Labeled region entries:
* * * * * * * * *

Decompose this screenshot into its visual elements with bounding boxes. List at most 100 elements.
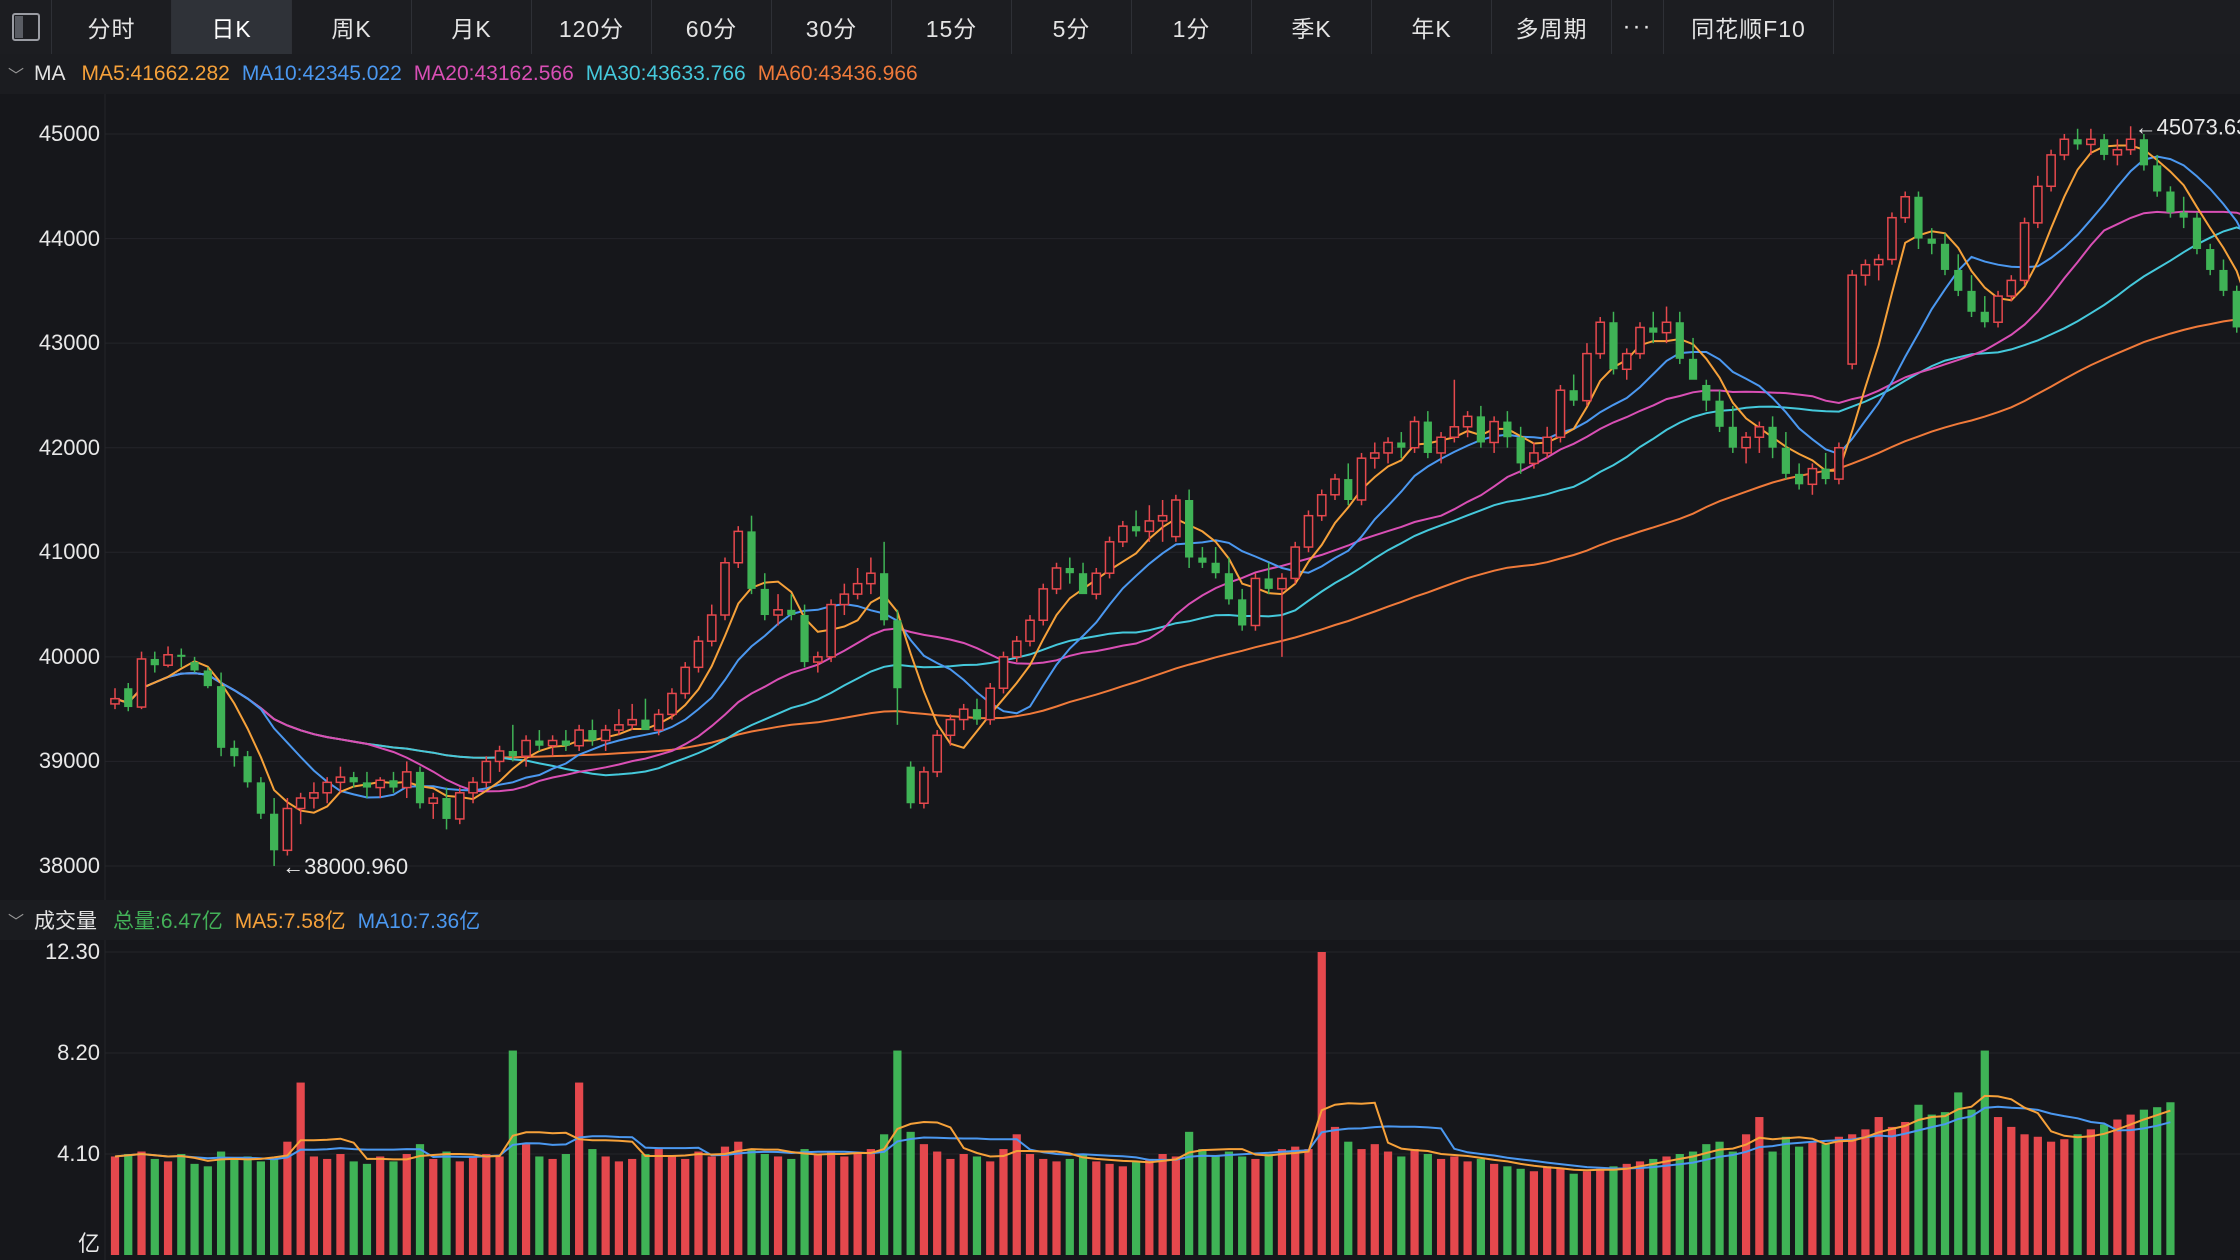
high-price-annotation: ←45073.630 bbox=[2135, 114, 2240, 139]
candle bbox=[1873, 254, 1884, 281]
tab-6[interactable]: 30分 bbox=[772, 0, 892, 54]
candle bbox=[1834, 442, 1844, 485]
volume-bar bbox=[203, 1166, 212, 1255]
candle bbox=[1449, 379, 1460, 443]
candle bbox=[428, 792, 439, 819]
tab-3[interactable]: 月K bbox=[412, 0, 532, 54]
volume-bar bbox=[482, 1154, 491, 1255]
candle-body bbox=[1635, 326, 1645, 355]
candle-body bbox=[521, 739, 531, 757]
tab-8[interactable]: 5分 bbox=[1012, 0, 1132, 54]
candle-body bbox=[866, 572, 876, 585]
candle bbox=[282, 798, 293, 856]
candle bbox=[243, 750, 252, 788]
candle bbox=[1860, 259, 1871, 286]
candle-body bbox=[1807, 467, 1818, 486]
volume-bar bbox=[575, 1082, 584, 1255]
candle bbox=[2112, 139, 2123, 166]
volume-bar bbox=[1768, 1151, 1777, 1255]
candle-body bbox=[177, 654, 186, 657]
volume-bar bbox=[1410, 1149, 1419, 1255]
candle bbox=[706, 604, 717, 647]
tab-4[interactable]: 120分 bbox=[532, 0, 652, 54]
volume-bar bbox=[2020, 1134, 2029, 1255]
candle bbox=[1503, 411, 1512, 448]
candle bbox=[124, 683, 133, 712]
volume-bar bbox=[495, 1156, 504, 1255]
candle-body bbox=[1847, 274, 1858, 365]
volume-bar bbox=[1795, 1146, 1804, 1255]
candle-body bbox=[2112, 148, 2123, 156]
candle bbox=[2139, 134, 2149, 171]
candle-body bbox=[1503, 421, 1512, 438]
volume-bar bbox=[1317, 952, 1326, 1255]
candle-body bbox=[150, 658, 159, 666]
candle-body bbox=[812, 656, 823, 663]
volume-bar bbox=[1848, 1134, 1857, 1255]
more-periods-button[interactable]: ··· bbox=[1612, 0, 1664, 54]
volume-bar bbox=[150, 1158, 159, 1255]
candle bbox=[1795, 463, 1804, 490]
collapse-chevron-icon[interactable]: ﹀ bbox=[8, 62, 24, 86]
volume-bar bbox=[1609, 1166, 1618, 1255]
candle-body bbox=[1198, 557, 1207, 563]
candle bbox=[1051, 562, 1062, 595]
ma60-line bbox=[114, 318, 2240, 759]
candle bbox=[1768, 416, 1777, 459]
tab-1[interactable]: 日K bbox=[172, 0, 292, 54]
candle-body bbox=[282, 807, 293, 852]
tab-9[interactable]: 1分 bbox=[1132, 0, 1252, 54]
volume-bar bbox=[1596, 1168, 1605, 1255]
volume-bar bbox=[455, 1161, 464, 1255]
candle-body bbox=[880, 573, 889, 621]
tab-2[interactable]: 周K bbox=[292, 0, 412, 54]
volume-bar bbox=[906, 1131, 915, 1255]
candle-body bbox=[2219, 269, 2228, 291]
volume-bar bbox=[919, 1144, 929, 1255]
candle-body bbox=[335, 776, 346, 784]
candle bbox=[1595, 317, 1606, 359]
volume-bar bbox=[1993, 1117, 2003, 1255]
candle-body bbox=[574, 729, 584, 747]
candle bbox=[1621, 348, 1632, 380]
candle-body bbox=[1409, 420, 1420, 449]
candle bbox=[1104, 536, 1115, 579]
volume-chart[interactable] bbox=[0, 940, 2240, 1260]
candle-body bbox=[2032, 185, 2043, 224]
volume-bar bbox=[972, 1156, 982, 1255]
candle-body bbox=[893, 620, 902, 689]
tab-0[interactable]: 分时 bbox=[52, 0, 172, 54]
volume-bar bbox=[1264, 1154, 1273, 1255]
panel-toggle-icon[interactable] bbox=[0, 0, 52, 54]
candle bbox=[1078, 562, 1088, 595]
candlestick-chart[interactable]: ←45073.630 ←38000.960 bbox=[0, 94, 2240, 900]
tab-5[interactable]: 60分 bbox=[652, 0, 772, 54]
candle-body bbox=[442, 798, 451, 819]
candle bbox=[1555, 384, 1566, 443]
candle bbox=[1715, 390, 1724, 433]
tab-12[interactable]: 多周期 bbox=[1492, 0, 1612, 54]
volume-bar bbox=[1291, 1146, 1300, 1255]
candle bbox=[1741, 432, 1751, 464]
volume-bar bbox=[1251, 1158, 1260, 1255]
candle-body bbox=[1621, 352, 1632, 371]
tab-11[interactable]: 年K bbox=[1372, 0, 1492, 54]
tab-7[interactable]: 15分 bbox=[892, 0, 1012, 54]
candle-body bbox=[1224, 573, 1234, 600]
volume-bar bbox=[2166, 1102, 2175, 1255]
volume-bar bbox=[2007, 1126, 2016, 1255]
candle bbox=[985, 683, 996, 725]
candle bbox=[547, 735, 558, 757]
candle bbox=[972, 698, 982, 725]
f10-button[interactable]: 同花顺F10 bbox=[1664, 0, 1834, 54]
volume-bar bbox=[1131, 1161, 1141, 1255]
candle-body bbox=[773, 609, 783, 616]
candle-body bbox=[998, 656, 1009, 689]
candle bbox=[588, 719, 597, 746]
volume-collapse-chevron-icon[interactable]: ﹀ bbox=[8, 908, 24, 932]
volume-bar bbox=[2126, 1114, 2135, 1255]
candle-body bbox=[1675, 322, 1684, 359]
candle-body bbox=[787, 609, 796, 616]
tab-10[interactable]: 季K bbox=[1252, 0, 1372, 54]
candle bbox=[2059, 134, 2070, 161]
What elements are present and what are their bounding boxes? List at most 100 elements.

* * * * * * * * *

REQUIRED WORK:
Copy out every line of the records above word for word, leaving out the picture lines.

TASK SOLUTION:
Decompose this screenshot into its visual elements with bounding boxes. List at most 100 elements.
high-price-annotation: ←45073.630 bbox=[2135, 114, 2240, 139]
candle bbox=[1873, 254, 1884, 281]
tab-6[interactable]: 30分 bbox=[772, 0, 892, 54]
candle bbox=[1834, 442, 1844, 485]
volume-bar bbox=[203, 1166, 212, 1255]
candle bbox=[1449, 379, 1460, 443]
candle bbox=[428, 792, 439, 819]
tab-3[interactable]: 月K bbox=[412, 0, 532, 54]
volume-bar bbox=[482, 1154, 491, 1255]
candle-body bbox=[1635, 326, 1645, 355]
candle-body bbox=[521, 739, 531, 757]
tab-8[interactable]: 5分 bbox=[1012, 0, 1132, 54]
candle-body bbox=[866, 572, 876, 585]
candle bbox=[282, 798, 293, 856]
candle bbox=[243, 750, 252, 788]
candle bbox=[1860, 259, 1871, 286]
candle-body bbox=[1807, 467, 1818, 486]
volume-bar bbox=[575, 1082, 584, 1255]
candle bbox=[2112, 139, 2123, 166]
volume-bar bbox=[1768, 1151, 1777, 1255]
candle-body bbox=[177, 654, 186, 657]
volume-bar bbox=[1410, 1149, 1419, 1255]
candle bbox=[706, 604, 717, 647]
tab-4[interactable]: 120分 bbox=[532, 0, 652, 54]
volume-bar bbox=[2020, 1134, 2029, 1255]
candle bbox=[1503, 411, 1512, 448]
candle bbox=[124, 683, 133, 712]
volume-bar bbox=[495, 1156, 504, 1255]
candle-body bbox=[1847, 274, 1858, 365]
volume-bar bbox=[1795, 1146, 1804, 1255]
candle-body bbox=[2112, 148, 2123, 156]
candle bbox=[2139, 134, 2149, 171]
candle-body bbox=[1503, 421, 1512, 438]
volume-bar bbox=[1317, 952, 1326, 1255]
candle-body bbox=[150, 658, 159, 666]
candle-body bbox=[812, 656, 823, 663]
volume-bar bbox=[1848, 1134, 1857, 1255]
more-periods-button[interactable]: ··· bbox=[1612, 0, 1664, 54]
volume-bar bbox=[150, 1158, 159, 1255]
candle bbox=[1795, 463, 1804, 490]
collapse-chevron-icon[interactable]: ﹀ bbox=[8, 62, 24, 86]
volume-bar bbox=[1609, 1166, 1618, 1255]
candle-body bbox=[1198, 557, 1207, 563]
candle bbox=[1051, 562, 1062, 595]
ma60-line bbox=[114, 318, 2240, 759]
candle bbox=[1768, 416, 1777, 459]
tab-1[interactable]: 日K bbox=[172, 0, 292, 54]
candle-body bbox=[282, 807, 293, 852]
tab-9[interactable]: 1分 bbox=[1132, 0, 1252, 54]
volume-bar bbox=[1596, 1168, 1605, 1255]
volume-bar bbox=[455, 1161, 464, 1255]
candle-body bbox=[880, 573, 889, 621]
tab-2[interactable]: 周K bbox=[292, 0, 412, 54]
volume-bar bbox=[906, 1131, 915, 1255]
candle-body bbox=[2219, 269, 2228, 291]
volume-bar bbox=[919, 1144, 929, 1255]
candle-body bbox=[335, 776, 346, 784]
candle bbox=[1595, 317, 1606, 359]
volume-bar bbox=[1993, 1117, 2003, 1255]
candle-body bbox=[574, 729, 584, 747]
candle bbox=[1621, 348, 1632, 380]
candle-body bbox=[1409, 420, 1420, 449]
candle bbox=[1104, 536, 1115, 579]
volume-chart[interactable] bbox=[0, 940, 2240, 1260]
candle-body bbox=[2032, 185, 2043, 224]
volume-bar bbox=[972, 1156, 982, 1255]
candle-body bbox=[893, 620, 902, 689]
tab-0[interactable]: 分时 bbox=[52, 0, 172, 54]
volume-bar bbox=[1264, 1154, 1273, 1255]
panel-toggle-icon[interactable] bbox=[0, 0, 52, 54]
candle bbox=[1078, 562, 1088, 595]
candlestick-chart[interactable]: ←45073.630 ←38000.960 bbox=[0, 94, 2240, 900]
tab-5[interactable]: 60分 bbox=[652, 0, 772, 54]
candle-body bbox=[442, 798, 451, 819]
candle bbox=[1555, 384, 1566, 443]
candle bbox=[1715, 390, 1724, 433]
tab-12[interactable]: 多周期 bbox=[1492, 0, 1612, 54]
volume-bar bbox=[1291, 1146, 1300, 1255]
candle bbox=[1741, 432, 1751, 464]
volume-bar bbox=[1251, 1158, 1260, 1255]
candle-body bbox=[1621, 352, 1632, 371]
tab-11[interactable]: 年K bbox=[1372, 0, 1492, 54]
tab-7[interactable]: 15分 bbox=[892, 0, 1012, 54]
candle-body bbox=[1224, 573, 1234, 600]
volume-bar bbox=[2166, 1102, 2175, 1255]
volume-bar bbox=[2007, 1126, 2016, 1255]
candle bbox=[985, 683, 996, 725]
candle bbox=[547, 735, 558, 757]
candle bbox=[972, 698, 982, 725]
f10-button[interactable]: 同花顺F10 bbox=[1664, 0, 1834, 54]
volume-bar bbox=[1131, 1161, 1141, 1255]
candle-body bbox=[773, 609, 783, 616]
candle-body bbox=[998, 656, 1009, 689]
candle bbox=[588, 719, 597, 746]
volume-collapse-chevron-icon[interactable]: ﹀ bbox=[8, 908, 24, 932]
volume-bar bbox=[2126, 1114, 2135, 1255]
candle-body bbox=[1675, 322, 1684, 359]
candle-body bbox=[787, 609, 796, 616]
tab-10[interactable]: 季K bbox=[1252, 0, 1372, 54]
candle bbox=[2059, 134, 2070, 161]
What elements are present and what are their bounding boxes? List at most 100 elements.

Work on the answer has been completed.